As each system to be integrated into the central controls was specified, they ensured the system could communicate with the central systems protocol, and the subsystem manufacturer provided support to integrate the system. This support was crucial and, in many systems, lengthened into a long-term relationship through integration and operation to troubleshoot issues. 

Moving Beyond Equipment-Based Commissioning
Thorough commissioning is always key to a high-performance building. Traditional commissioning, which looks at each individual piece of equipment and ensures it goes through its own sequence, can be sufficient for a traditional building with central systems. However, the IC’s many targeted systems—and particularly the interactions and integration of those systems so critical to the building’s performance—made a traditional approach impossible. These interactions are often controlled by many factors and, due to the passive nature of many of the systems, difficult to simulate. 

Instead, the commissioning approach evolved to look at how the building performed as a system. It included the usual functional testing of individual pieces of equipment and then shifted to a long-term building-tuning perspective—monitoring every point through a range of conditions over an extended period of time. This required a long-term relationship with the commissioning agent and design team, along with the associated operating budget for this work. This relatively short-term investment quickly paid back in lower energy consumption and reduced occupant complaints.

Occupant Training and Engagement
The IC’s occupants play a critical role in achieving ambitious net-zero energy goals and maintaining a high level of performance over time. Before occupying the building, staff received a short but in-depth training on the building’s design, performance goals, technologies, and systems to ensure everything was operated as intended to maximize performance.

**Dataset content**.
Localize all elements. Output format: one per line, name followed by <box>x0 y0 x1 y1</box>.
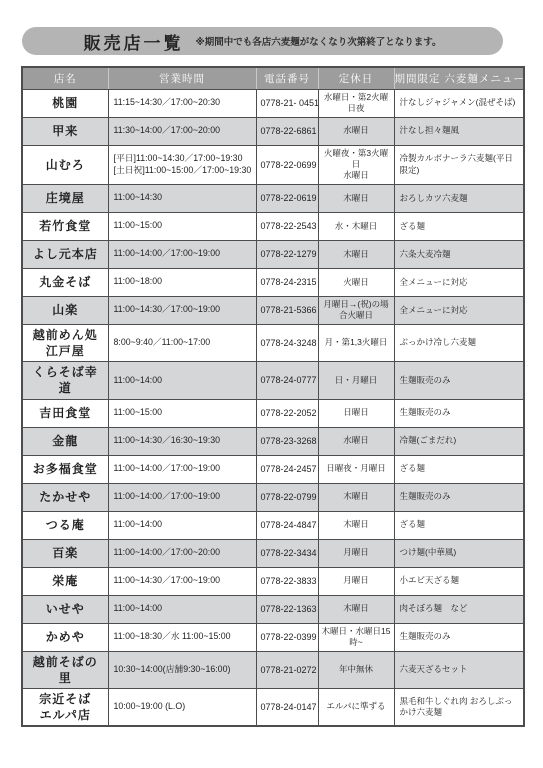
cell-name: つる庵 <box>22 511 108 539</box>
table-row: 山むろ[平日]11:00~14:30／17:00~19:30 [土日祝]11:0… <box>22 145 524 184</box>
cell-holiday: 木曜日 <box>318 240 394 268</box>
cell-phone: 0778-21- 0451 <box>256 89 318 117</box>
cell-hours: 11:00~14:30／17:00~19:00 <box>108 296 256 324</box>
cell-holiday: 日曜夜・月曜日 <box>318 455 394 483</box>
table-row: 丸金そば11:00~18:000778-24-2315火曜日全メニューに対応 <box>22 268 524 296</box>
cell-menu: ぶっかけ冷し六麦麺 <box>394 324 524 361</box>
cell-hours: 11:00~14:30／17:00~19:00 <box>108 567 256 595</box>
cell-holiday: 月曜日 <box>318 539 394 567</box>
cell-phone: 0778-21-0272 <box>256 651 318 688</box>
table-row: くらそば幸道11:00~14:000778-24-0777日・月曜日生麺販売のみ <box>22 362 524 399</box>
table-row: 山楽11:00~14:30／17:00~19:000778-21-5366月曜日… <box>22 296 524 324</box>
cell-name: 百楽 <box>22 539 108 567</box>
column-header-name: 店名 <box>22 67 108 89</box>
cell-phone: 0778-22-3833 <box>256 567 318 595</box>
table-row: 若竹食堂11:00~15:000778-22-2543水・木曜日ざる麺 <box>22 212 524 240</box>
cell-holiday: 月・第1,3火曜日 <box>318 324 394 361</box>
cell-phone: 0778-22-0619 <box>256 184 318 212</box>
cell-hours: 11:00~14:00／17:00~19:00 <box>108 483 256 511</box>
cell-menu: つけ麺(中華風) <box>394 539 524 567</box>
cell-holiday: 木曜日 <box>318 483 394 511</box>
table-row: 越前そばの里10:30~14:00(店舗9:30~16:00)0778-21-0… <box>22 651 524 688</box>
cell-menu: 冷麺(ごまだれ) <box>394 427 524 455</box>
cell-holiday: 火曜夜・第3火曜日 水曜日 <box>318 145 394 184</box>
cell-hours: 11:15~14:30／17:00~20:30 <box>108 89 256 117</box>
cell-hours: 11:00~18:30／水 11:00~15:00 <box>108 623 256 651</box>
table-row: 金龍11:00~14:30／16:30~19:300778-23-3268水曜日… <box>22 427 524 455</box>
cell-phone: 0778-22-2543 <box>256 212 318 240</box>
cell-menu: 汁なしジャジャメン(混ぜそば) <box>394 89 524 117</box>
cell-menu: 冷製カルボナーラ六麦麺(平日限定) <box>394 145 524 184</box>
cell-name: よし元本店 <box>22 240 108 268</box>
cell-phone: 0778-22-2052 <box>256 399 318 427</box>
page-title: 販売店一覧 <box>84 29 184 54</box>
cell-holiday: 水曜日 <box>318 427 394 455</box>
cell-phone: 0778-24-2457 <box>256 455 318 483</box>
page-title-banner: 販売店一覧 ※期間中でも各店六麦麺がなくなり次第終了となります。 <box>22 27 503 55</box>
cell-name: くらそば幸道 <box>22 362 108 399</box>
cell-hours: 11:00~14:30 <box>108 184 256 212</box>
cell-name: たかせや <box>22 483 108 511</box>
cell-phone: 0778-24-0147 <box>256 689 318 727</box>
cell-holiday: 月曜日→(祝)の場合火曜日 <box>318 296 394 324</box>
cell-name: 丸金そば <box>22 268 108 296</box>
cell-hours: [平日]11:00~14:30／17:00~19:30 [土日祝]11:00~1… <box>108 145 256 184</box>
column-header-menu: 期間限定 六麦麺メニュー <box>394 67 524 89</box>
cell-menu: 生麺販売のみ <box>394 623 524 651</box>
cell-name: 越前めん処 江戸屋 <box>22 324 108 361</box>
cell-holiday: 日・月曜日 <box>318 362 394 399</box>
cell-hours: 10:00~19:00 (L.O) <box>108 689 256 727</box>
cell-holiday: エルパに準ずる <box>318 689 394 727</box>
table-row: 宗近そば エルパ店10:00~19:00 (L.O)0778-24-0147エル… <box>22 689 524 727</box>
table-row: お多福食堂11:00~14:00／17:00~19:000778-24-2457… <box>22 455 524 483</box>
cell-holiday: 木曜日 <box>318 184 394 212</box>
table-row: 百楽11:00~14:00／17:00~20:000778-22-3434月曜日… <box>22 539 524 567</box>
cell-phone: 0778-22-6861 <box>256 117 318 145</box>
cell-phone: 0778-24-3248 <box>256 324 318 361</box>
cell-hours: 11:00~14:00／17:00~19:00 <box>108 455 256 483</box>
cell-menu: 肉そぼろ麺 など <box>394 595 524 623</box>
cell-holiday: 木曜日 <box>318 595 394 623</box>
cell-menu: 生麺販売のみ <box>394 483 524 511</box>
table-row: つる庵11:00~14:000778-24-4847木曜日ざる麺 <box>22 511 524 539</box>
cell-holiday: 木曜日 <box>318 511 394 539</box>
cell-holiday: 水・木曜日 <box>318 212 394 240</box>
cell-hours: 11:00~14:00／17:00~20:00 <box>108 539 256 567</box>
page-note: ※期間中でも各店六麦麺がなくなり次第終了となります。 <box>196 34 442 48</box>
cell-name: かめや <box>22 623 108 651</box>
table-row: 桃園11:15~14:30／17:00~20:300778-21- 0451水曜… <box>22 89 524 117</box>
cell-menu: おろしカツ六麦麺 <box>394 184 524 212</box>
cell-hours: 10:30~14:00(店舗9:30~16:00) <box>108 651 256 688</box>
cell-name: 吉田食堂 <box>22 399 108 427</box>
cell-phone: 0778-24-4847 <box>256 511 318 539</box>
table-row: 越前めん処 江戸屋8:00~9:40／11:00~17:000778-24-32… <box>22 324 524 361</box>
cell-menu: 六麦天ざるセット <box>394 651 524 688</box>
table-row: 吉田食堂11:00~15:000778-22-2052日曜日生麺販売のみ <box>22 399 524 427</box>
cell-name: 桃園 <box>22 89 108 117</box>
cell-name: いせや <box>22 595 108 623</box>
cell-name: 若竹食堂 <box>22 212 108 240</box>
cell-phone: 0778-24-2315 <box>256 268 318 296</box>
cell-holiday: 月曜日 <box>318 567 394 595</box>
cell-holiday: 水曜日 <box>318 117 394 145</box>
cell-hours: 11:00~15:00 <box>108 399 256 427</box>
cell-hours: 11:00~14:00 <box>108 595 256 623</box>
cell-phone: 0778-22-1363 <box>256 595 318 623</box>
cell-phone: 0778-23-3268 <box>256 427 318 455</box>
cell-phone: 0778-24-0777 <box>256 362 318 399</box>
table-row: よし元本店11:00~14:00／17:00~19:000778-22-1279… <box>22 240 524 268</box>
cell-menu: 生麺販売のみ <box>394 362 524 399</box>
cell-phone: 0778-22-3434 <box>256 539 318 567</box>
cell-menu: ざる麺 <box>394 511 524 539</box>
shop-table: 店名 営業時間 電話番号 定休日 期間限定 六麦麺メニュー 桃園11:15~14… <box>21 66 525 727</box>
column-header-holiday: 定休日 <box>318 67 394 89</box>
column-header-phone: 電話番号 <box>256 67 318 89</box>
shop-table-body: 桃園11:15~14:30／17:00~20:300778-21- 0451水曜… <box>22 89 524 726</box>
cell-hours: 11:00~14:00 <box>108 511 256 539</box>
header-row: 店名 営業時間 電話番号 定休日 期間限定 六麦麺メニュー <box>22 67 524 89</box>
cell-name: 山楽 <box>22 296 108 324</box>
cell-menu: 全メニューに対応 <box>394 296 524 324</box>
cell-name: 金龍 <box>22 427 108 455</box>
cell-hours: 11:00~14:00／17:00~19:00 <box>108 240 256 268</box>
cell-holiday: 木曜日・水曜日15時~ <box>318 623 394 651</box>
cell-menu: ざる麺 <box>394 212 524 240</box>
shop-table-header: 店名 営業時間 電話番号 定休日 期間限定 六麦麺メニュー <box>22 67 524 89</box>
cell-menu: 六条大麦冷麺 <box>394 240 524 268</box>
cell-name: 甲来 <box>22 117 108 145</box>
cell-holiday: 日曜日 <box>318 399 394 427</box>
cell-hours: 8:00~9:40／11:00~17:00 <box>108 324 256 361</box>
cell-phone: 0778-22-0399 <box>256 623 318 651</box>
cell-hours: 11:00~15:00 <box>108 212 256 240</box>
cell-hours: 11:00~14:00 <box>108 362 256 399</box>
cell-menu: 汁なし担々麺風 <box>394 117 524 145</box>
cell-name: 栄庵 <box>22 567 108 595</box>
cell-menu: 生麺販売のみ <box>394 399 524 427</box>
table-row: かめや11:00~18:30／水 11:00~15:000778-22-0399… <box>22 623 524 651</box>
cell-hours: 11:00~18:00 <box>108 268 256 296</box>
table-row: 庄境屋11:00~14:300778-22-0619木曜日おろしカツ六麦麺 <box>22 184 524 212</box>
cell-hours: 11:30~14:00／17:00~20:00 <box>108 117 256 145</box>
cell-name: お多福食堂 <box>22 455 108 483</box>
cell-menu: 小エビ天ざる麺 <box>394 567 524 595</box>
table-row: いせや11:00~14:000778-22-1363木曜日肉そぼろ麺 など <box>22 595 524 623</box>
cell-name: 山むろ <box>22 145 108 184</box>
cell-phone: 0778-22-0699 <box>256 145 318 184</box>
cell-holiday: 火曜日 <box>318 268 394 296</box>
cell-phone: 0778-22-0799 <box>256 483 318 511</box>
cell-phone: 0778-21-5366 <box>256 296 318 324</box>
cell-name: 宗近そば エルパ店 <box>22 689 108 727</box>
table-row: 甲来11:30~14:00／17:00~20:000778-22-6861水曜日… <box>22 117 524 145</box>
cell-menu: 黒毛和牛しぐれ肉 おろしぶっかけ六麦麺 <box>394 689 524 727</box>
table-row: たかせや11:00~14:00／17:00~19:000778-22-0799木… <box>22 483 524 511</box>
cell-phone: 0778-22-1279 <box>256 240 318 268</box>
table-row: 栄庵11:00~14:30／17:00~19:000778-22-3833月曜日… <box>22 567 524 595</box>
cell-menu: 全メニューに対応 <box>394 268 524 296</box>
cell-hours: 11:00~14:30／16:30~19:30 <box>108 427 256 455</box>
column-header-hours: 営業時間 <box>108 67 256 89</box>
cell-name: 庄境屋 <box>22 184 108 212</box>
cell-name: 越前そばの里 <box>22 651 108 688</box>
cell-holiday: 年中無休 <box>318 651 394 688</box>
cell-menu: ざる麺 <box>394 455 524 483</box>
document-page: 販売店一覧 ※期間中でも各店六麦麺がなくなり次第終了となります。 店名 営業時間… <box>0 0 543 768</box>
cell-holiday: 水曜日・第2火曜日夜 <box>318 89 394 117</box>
==
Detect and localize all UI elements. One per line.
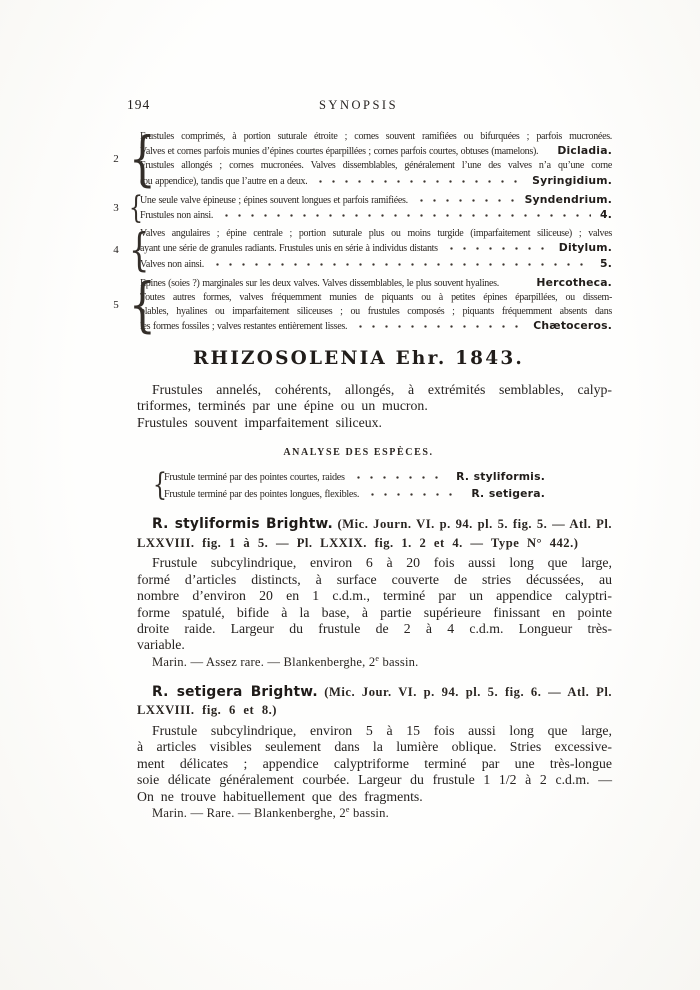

**Exercise requirements**.
1: From the building-commissioning passage, extract everything from "As each system" down to "to troubleshoot issues.".
2: Translate this sentence from the building-commissioning passage into Spanish: "Thorough commissioning is always key to a high-performance building."
3: Please carry on the building-commissioning passage from its final sentence.

**Results for the exercise**.
1:
As each system to be integrated into the central controls was specified, they ensured the system could communicate with the central systems protocol, and the subsystem manufacturer provided support to integrate the system. This support was crucial and, in many systems, lengthened into a long-term relationship through integration and operation to troubleshoot issues.

2: Una puesta en servicio minuciosa siempre es clave para un edificio de alto rendimiento.

3:
To further drive engagement, the building utilizes 122 energy meters to monitor the power consumption of every piece of equipment and building circuit. In addition to these primary meters, the power usage for each individual power strip supplying each occupant’s desk is monitored through a metering program. Users can view the high-level results from a touch screen dashboard in the building lobby, or dig deeper into more granular data using online platforms. This data has also been instrumental in continued commissioning of building systems and troubleshooting issues. 

Meet Energy Needs with Smart Systems
The IC is a true example of a grid asset. Thanks to high levels of efficiency and on-site energy production and storage, it is able to not only generate all the energy it uses over the course of a year but also to control its load profile through the course of the day. By using photovoltaic (PV) and battery systems, the building can manage its loads to minimize peak demand charges, saving RMI money and reducing the local utility’s reliance on dirty peaking power plants.

The roof-mounted PV system provides 83 kW of power to the building. Because of the low, 11-degree roof slope and snowy, high country location, the system is expected to have snow coverage up to three months during the winter, which was taken into account in the annual production estimation. Even with this lack of production, the system is designed to meet 1.5 times the IC’s building loads. Excess power will power electric vehicle charging stations, to provide carbon-free commuting.
A 30 kW/45 kWh lithium-ion battery system reduces the building’s peak energy demand, helping RMI stay below a peak demand of 50 kW and in an economically beneficial utility rate class. RMI chose an energy control system to not only manage the battery charging, but also to integrate all energy systems for the building.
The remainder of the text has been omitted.